──────── DATA SHOWN

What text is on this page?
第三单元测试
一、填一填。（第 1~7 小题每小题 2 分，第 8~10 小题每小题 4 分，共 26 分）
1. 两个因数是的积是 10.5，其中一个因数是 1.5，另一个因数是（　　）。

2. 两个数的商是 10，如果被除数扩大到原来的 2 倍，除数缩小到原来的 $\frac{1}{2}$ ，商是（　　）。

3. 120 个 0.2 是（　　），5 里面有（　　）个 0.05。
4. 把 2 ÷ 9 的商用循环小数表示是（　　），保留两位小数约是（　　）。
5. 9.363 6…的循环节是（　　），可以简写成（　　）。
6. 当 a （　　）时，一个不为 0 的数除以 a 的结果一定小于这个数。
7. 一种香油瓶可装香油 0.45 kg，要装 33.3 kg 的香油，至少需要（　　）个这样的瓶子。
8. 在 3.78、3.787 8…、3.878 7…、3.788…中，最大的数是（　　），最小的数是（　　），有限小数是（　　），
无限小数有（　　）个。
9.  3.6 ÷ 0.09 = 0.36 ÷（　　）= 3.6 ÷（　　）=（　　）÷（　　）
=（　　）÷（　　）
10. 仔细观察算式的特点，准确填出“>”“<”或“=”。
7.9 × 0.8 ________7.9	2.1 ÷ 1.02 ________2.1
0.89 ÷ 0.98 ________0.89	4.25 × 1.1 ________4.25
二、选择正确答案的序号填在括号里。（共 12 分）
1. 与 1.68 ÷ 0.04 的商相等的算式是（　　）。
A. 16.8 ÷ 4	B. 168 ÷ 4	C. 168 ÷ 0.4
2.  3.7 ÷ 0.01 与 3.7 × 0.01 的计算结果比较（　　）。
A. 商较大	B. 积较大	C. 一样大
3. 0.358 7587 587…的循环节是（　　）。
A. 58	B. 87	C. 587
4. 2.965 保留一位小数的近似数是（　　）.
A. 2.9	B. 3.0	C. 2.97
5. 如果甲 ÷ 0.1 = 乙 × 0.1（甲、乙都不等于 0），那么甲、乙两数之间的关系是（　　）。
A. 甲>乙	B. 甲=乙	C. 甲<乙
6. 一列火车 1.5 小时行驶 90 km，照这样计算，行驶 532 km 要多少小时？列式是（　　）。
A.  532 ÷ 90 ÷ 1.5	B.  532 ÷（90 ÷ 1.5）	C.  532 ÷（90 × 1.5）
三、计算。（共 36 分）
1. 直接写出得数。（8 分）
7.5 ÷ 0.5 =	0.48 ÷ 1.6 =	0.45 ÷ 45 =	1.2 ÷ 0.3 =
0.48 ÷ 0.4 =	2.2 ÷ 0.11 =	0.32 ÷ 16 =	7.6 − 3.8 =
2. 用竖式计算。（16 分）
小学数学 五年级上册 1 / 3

────────────────

- **TASK**
Pull out each line of the entries that contains "的循环节是".

- **RESPONSE TO THIS EXERCISE**
5. 9.363 6…的循环节是（　　），可以简写成（　　）。
3. 0.358 7587 587…的循环节是（　　）。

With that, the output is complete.